## Aim of the exercise
Your response should contain each line of the data that includes "kineococcus".

## The data
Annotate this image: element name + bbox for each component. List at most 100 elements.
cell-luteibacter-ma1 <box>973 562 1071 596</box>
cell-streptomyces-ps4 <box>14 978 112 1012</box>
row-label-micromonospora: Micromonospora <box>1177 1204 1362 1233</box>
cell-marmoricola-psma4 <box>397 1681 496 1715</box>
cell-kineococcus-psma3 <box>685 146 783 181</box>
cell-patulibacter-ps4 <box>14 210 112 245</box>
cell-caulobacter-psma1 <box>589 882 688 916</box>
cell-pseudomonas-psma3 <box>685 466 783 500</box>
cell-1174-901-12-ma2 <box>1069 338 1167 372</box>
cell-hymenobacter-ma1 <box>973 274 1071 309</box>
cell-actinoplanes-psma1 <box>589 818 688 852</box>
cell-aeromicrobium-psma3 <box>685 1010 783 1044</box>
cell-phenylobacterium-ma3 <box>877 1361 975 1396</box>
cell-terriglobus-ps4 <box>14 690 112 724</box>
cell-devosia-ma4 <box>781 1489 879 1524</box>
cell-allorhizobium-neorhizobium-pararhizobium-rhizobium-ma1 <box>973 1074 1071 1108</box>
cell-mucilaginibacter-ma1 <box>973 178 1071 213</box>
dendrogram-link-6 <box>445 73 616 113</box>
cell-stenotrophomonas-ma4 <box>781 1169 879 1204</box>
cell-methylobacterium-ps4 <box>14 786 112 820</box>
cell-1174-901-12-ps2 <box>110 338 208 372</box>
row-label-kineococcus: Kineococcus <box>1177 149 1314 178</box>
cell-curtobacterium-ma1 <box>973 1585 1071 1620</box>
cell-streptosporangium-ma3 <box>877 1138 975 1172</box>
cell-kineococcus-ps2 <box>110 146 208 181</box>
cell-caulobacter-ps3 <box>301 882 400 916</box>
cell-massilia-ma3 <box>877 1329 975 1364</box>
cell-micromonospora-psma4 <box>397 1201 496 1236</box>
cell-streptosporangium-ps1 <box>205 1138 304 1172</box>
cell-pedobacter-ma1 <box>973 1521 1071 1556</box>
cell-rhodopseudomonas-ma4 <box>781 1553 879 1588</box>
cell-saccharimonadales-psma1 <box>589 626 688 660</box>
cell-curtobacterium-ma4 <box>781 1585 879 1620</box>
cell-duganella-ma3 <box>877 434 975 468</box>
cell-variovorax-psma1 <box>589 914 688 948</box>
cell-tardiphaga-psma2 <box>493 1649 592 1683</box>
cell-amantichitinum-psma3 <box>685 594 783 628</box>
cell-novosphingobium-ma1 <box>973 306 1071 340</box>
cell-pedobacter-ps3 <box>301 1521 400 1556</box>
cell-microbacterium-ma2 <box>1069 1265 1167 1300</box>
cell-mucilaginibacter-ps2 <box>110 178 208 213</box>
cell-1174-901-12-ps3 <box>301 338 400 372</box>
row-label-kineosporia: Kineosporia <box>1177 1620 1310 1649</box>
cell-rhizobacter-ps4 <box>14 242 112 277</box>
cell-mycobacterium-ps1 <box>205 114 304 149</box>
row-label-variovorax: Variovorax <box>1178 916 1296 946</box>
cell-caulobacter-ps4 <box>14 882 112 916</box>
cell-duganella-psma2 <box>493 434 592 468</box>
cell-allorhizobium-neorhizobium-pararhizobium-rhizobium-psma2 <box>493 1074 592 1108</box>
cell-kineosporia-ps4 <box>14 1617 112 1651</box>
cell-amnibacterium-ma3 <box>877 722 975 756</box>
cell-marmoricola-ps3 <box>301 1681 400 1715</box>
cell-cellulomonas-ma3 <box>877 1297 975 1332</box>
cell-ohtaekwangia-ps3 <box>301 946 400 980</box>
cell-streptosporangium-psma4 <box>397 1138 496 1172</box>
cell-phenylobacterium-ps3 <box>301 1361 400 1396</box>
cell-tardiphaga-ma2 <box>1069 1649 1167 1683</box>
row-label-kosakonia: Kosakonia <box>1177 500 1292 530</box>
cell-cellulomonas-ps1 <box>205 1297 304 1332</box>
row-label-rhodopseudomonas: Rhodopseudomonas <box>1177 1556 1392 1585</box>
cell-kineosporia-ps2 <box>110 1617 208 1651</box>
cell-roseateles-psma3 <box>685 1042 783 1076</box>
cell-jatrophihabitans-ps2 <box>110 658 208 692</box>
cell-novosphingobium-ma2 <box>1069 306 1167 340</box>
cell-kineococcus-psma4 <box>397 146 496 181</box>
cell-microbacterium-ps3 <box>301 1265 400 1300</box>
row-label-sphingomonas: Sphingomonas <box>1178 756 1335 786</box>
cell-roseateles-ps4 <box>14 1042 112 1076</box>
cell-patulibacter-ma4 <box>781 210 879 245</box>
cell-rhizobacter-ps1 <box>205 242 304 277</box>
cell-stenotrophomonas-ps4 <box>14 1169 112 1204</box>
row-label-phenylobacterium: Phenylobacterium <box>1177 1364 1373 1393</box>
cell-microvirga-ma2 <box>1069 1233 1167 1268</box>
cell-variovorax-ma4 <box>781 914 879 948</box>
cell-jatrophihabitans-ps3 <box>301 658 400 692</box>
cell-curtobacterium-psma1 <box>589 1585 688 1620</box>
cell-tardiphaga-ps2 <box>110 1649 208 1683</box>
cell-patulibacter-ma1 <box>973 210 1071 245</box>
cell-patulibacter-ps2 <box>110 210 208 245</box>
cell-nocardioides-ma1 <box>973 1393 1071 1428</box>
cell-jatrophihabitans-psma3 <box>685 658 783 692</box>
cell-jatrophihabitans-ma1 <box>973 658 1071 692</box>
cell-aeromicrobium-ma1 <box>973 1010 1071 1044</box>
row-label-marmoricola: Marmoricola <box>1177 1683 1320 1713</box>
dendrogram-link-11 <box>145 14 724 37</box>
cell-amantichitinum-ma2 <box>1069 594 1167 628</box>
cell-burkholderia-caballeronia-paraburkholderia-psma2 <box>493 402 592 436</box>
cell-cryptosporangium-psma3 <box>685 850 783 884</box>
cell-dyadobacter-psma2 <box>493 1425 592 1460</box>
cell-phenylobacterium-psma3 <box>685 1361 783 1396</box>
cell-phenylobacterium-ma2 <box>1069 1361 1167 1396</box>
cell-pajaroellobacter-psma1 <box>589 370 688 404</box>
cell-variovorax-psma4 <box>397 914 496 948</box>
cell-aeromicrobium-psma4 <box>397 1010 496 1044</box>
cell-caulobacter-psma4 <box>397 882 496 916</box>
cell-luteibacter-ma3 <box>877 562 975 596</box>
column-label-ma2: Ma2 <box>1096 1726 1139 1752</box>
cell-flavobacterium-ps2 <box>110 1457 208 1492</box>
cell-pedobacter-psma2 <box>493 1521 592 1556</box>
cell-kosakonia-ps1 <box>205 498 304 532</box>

## Solution to this exercise
cell-kineococcus-psma3 <box>685 146 783 181</box>
row-label-kineococcus: Kineococcus <box>1177 149 1314 178</box>
cell-kineococcus-ps2 <box>110 146 208 181</box>
cell-kineococcus-psma4 <box>397 146 496 181</box>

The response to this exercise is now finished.